Records to use
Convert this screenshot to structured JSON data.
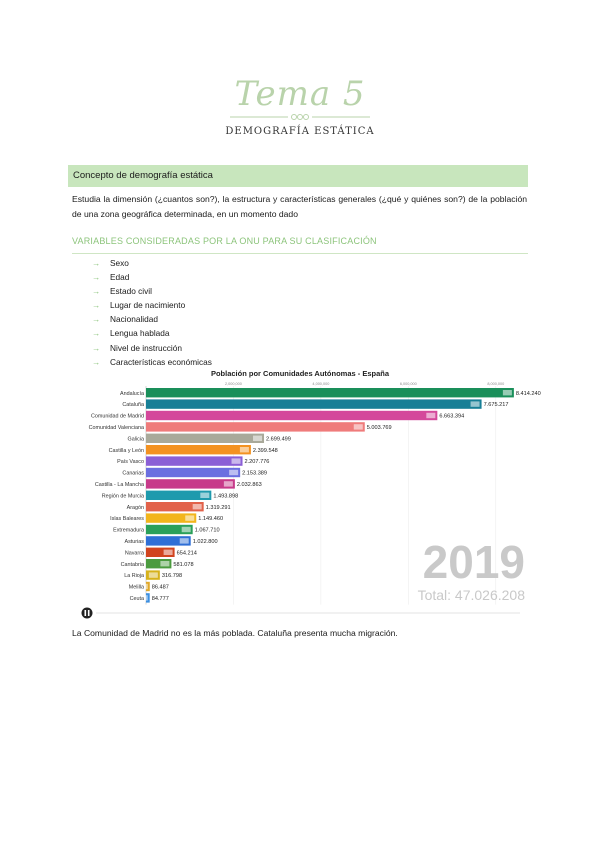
{
  "header": {
    "title": "Tema 5",
    "subtitle": "DEMOGRAFÍA ESTÁTICA"
  },
  "section": {
    "heading": "Concepto de demografía estática"
  },
  "definition": "Estudia la dimensión (¿cuantos son?), la estructura y características generales (¿qué y quiénes son?) de la población de una zona geográfica determinada, en un momento dado",
  "variables": {
    "heading": "VARIABLES CONSIDERADAS POR LA ONU PARA SU CLASIFICACIÓN",
    "arrow": "→",
    "items": [
      "Sexo",
      "Edad",
      "Estado civil",
      "Lugar de nacimiento",
      "Nacionalidad",
      "Lengua hablada",
      "Nivel de instrucción",
      "Características económicas"
    ]
  },
  "chart_data": {
    "type": "bar",
    "orientation": "horizontal",
    "title": "Población por Comunidades Autónomas - España",
    "year": "2019",
    "total_label": "Total: 47.026.208",
    "xlim": [
      0,
      8600000
    ],
    "axis_ticks": [
      "2,000,000",
      "4,000,000",
      "6,000,000",
      "8,000,000"
    ],
    "axis_tick_values": [
      2000000,
      4000000,
      6000000,
      8000000
    ],
    "categories": [
      "Andalucía",
      "Cataluña",
      "Comunidad de Madrid",
      "Comunidad Valenciana",
      "Galicia",
      "Castilla y León",
      "País Vasco",
      "Canarias",
      "Castilla - La Mancha",
      "Región de Murcia",
      "Aragón",
      "Islas Baleares",
      "Extremadura",
      "Asturias",
      "Navarra",
      "Cantabria",
      "La Rioja",
      "Melilla",
      "Ceuta"
    ],
    "values": [
      8414240,
      7675217,
      6663394,
      5003769,
      2699499,
      2399548,
      2207776,
      2153389,
      2032863,
      1493898,
      1319291,
      1149460,
      1067710,
      1022800,
      654214,
      581078,
      316798,
      86487,
      84777
    ],
    "value_labels": [
      "8.414.240",
      "7.675.217",
      "6.663.394",
      "5.003.769",
      "2.699.499",
      "2.399.548",
      "2.207.776",
      "2.153.389",
      "2.032.863",
      "1.493.898",
      "1.319.291",
      "1.149.460",
      "1.067.710",
      "1.022.800",
      "654.214",
      "581.078",
      "316.798",
      "86.487",
      "84.777"
    ],
    "colors": [
      "#1a8f5a",
      "#177f96",
      "#d4489b",
      "#ef7b7b",
      "#a9a99a",
      "#f39221",
      "#8b5fd6",
      "#6b6fe0",
      "#c73a8a",
      "#1f9aad",
      "#e2624a",
      "#f2b51b",
      "#2aa05a",
      "#2f6fd6",
      "#d1441f",
      "#4b9b3f",
      "#d6b21c",
      "#e0a82a",
      "#3d8fe0"
    ]
  },
  "caption": "La Comunidad de Madrid no es la más poblada. Cataluña presenta mucha migración."
}
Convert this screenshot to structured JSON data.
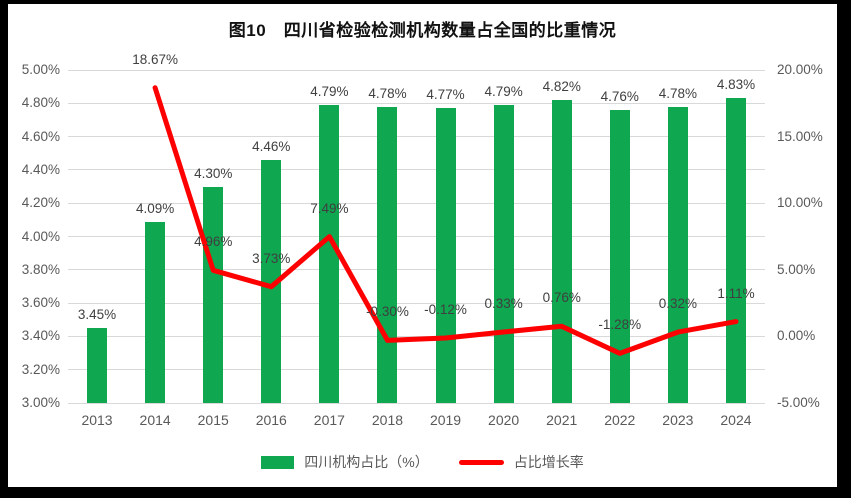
{
  "title": "图10　四川省检验检测机构数量占全国的比重情况",
  "chart_data": {
    "type": "combo_bar_line",
    "title": "图10　四川省检验检测机构数量占全国的比重情况",
    "categories": [
      "2013",
      "2014",
      "2015",
      "2016",
      "2017",
      "2018",
      "2019",
      "2020",
      "2021",
      "2022",
      "2023",
      "2024"
    ],
    "series": [
      {
        "name": "四川机构占比（%）",
        "type": "bar",
        "axis": "left",
        "color": "#0FA750",
        "values": [
          3.45,
          4.09,
          4.3,
          4.46,
          4.79,
          4.78,
          4.77,
          4.79,
          4.82,
          4.76,
          4.78,
          4.83
        ],
        "labels": [
          "3.45%",
          "4.09%",
          "4.30%",
          "4.46%",
          "4.79%",
          "4.78%",
          "4.77%",
          "4.79%",
          "4.82%",
          "4.76%",
          "4.78%",
          "4.83%"
        ]
      },
      {
        "name": "占比增长率",
        "type": "line",
        "axis": "right",
        "color": "#FF0000",
        "values": [
          null,
          18.67,
          4.96,
          3.73,
          7.49,
          -0.3,
          -0.12,
          0.33,
          0.76,
          -1.28,
          0.32,
          1.11
        ],
        "labels": [
          null,
          "18.67%",
          "4.96%",
          "3.73%",
          "7.49%",
          "-0.30%",
          "-0.12%",
          "0.33%",
          "0.76%",
          "-1.28%",
          "0.32%",
          "1.11%"
        ]
      }
    ],
    "left_axis": {
      "min": 3.0,
      "max": 5.0,
      "tick_labels": [
        "5.00%",
        "4.80%",
        "4.60%",
        "4.40%",
        "4.20%",
        "4.00%",
        "3.80%",
        "3.60%",
        "3.40%",
        "3.20%",
        "3.00%"
      ]
    },
    "right_axis": {
      "min": -5.0,
      "max": 20.0,
      "tick_labels": [
        "20.00%",
        "15.00%",
        "10.00%",
        "5.00%",
        "0.00%",
        "-5.00%"
      ]
    },
    "legend": [
      {
        "label": "四川机构占比（%）",
        "marker": "bar",
        "color": "#0FA750"
      },
      {
        "label": "占比增长率",
        "marker": "line",
        "color": "#FF0000"
      }
    ],
    "grid": true,
    "legend_position": "bottom"
  },
  "colors": {
    "bar_green": "#0FA750",
    "line_red": "#FF0000",
    "grid": "#D9D9D9",
    "axis_text": "#595959",
    "label_text": "#3F3F3F",
    "frame": "#000000"
  }
}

Problem
Copy the records word for word, leaving no picture in the copy.

Written answer
Convert this screenshot to structured JSON data.
{
  "header": {
    "title": "Tema 5",
    "subtitle": "DEMOGRAFÍA ESTÁTICA"
  },
  "section": {
    "heading": "Concepto de demografía estática"
  },
  "definition": "Estudia la dimensión (¿cuantos son?), la estructura y características generales (¿qué y quiénes son?) de la población de una zona geográfica determinada, en un momento dado",
  "variables": {
    "heading": "VARIABLES CONSIDERADAS POR LA ONU PARA SU CLASIFICACIÓN",
    "arrow": "→",
    "items": [
      "Sexo",
      "Edad",
      "Estado civil",
      "Lugar de nacimiento",
      "Nacionalidad",
      "Lengua hablada",
      "Nivel de instrucción",
      "Características económicas"
    ]
  },
  "chart_data": {
    "type": "bar",
    "orientation": "horizontal",
    "title": "Población por Comunidades Autónomas - España",
    "year": "2019",
    "total_label": "Total: 47.026.208",
    "xlim": [
      0,
      8600000
    ],
    "axis_ticks": [
      "2,000,000",
      "4,000,000",
      "6,000,000",
      "8,000,000"
    ],
    "axis_tick_values": [
      2000000,
      4000000,
      6000000,
      8000000
    ],
    "categories": [
      "Andalucía",
      "Cataluña",
      "Comunidad de Madrid",
      "Comunidad Valenciana",
      "Galicia",
      "Castilla y León",
      "País Vasco",
      "Canarias",
      "Castilla - La Mancha",
      "Región de Murcia",
      "Aragón",
      "Islas Baleares",
      "Extremadura",
      "Asturias",
      "Navarra",
      "Cantabria",
      "La Rioja",
      "Melilla",
      "Ceuta"
    ],
    "values": [
      8414240,
      7675217,
      6663394,
      5003769,
      2699499,
      2399548,
      2207776,
      2153389,
      2032863,
      1493898,
      1319291,
      1149460,
      1067710,
      1022800,
      654214,
      581078,
      316798,
      86487,
      84777
    ],
    "value_labels": [
      "8.414.240",
      "7.675.217",
      "6.663.394",
      "5.003.769",
      "2.699.499",
      "2.399.548",
      "2.207.776",
      "2.153.389",
      "2.032.863",
      "1.493.898",
      "1.319.291",
      "1.149.460",
      "1.067.710",
      "1.022.800",
      "654.214",
      "581.078",
      "316.798",
      "86.487",
      "84.777"
    ],
    "colors": [
      "#1a8f5a",
      "#177f96",
      "#d4489b",
      "#ef7b7b",
      "#a9a99a",
      "#f39221",
      "#8b5fd6",
      "#6b6fe0",
      "#c73a8a",
      "#1f9aad",
      "#e2624a",
      "#f2b51b",
      "#2aa05a",
      "#2f6fd6",
      "#d1441f",
      "#4b9b3f",
      "#d6b21c",
      "#e0a82a",
      "#3d8fe0"
    ]
  },
  "caption": "La Comunidad de Madrid no es la más poblada. Cataluña presenta mucha migración."
}
Convert this screenshot to structured JSON data.
{
  "title": "图10　四川省检验检测机构数量占全国的比重情况",
  "chart_data": {
    "type": "combo_bar_line",
    "title": "图10　四川省检验检测机构数量占全国的比重情况",
    "categories": [
      "2013",
      "2014",
      "2015",
      "2016",
      "2017",
      "2018",
      "2019",
      "2020",
      "2021",
      "2022",
      "2023",
      "2024"
    ],
    "series": [
      {
        "name": "四川机构占比（%）",
        "type": "bar",
        "axis": "left",
        "color": "#0FA750",
        "values": [
          3.45,
          4.09,
          4.3,
          4.46,
          4.79,
          4.78,
          4.77,
          4.79,
          4.82,
          4.76,
          4.78,
          4.83
        ],
        "labels": [
          "3.45%",
          "4.09%",
          "4.30%",
          "4.46%",
          "4.79%",
          "4.78%",
          "4.77%",
          "4.79%",
          "4.82%",
          "4.76%",
          "4.78%",
          "4.83%"
        ]
      },
      {
        "name": "占比增长率",
        "type": "line",
        "axis": "right",
        "color": "#FF0000",
        "values": [
          null,
          18.67,
          4.96,
          3.73,
          7.49,
          -0.3,
          -0.12,
          0.33,
          0.76,
          -1.28,
          0.32,
          1.11
        ],
        "labels": [
          null,
          "18.67%",
          "4.96%",
          "3.73%",
          "7.49%",
          "-0.30%",
          "-0.12%",
          "0.33%",
          "0.76%",
          "-1.28%",
          "0.32%",
          "1.11%"
        ]
      }
    ],
    "left_axis": {
      "min": 3.0,
      "max": 5.0,
      "tick_labels": [
        "5.00%",
        "4.80%",
        "4.60%",
        "4.40%",
        "4.20%",
        "4.00%",
        "3.80%",
        "3.60%",
        "3.40%",
        "3.20%",
        "3.00%"
      ]
    },
    "right_axis": {
      "min": -5.0,
      "max": 20.0,
      "tick_labels": [
        "20.00%",
        "15.00%",
        "10.00%",
        "5.00%",
        "0.00%",
        "-5.00%"
      ]
    },
    "legend": [
      {
        "label": "四川机构占比（%）",
        "marker": "bar",
        "color": "#0FA750"
      },
      {
        "label": "占比增长率",
        "marker": "line",
        "color": "#FF0000"
      }
    ],
    "grid": true,
    "legend_position": "bottom"
  },
  "colors": {
    "bar_green": "#0FA750",
    "line_red": "#FF0000",
    "grid": "#D9D9D9",
    "axis_text": "#595959",
    "label_text": "#3F3F3F",
    "frame": "#000000"
  }
}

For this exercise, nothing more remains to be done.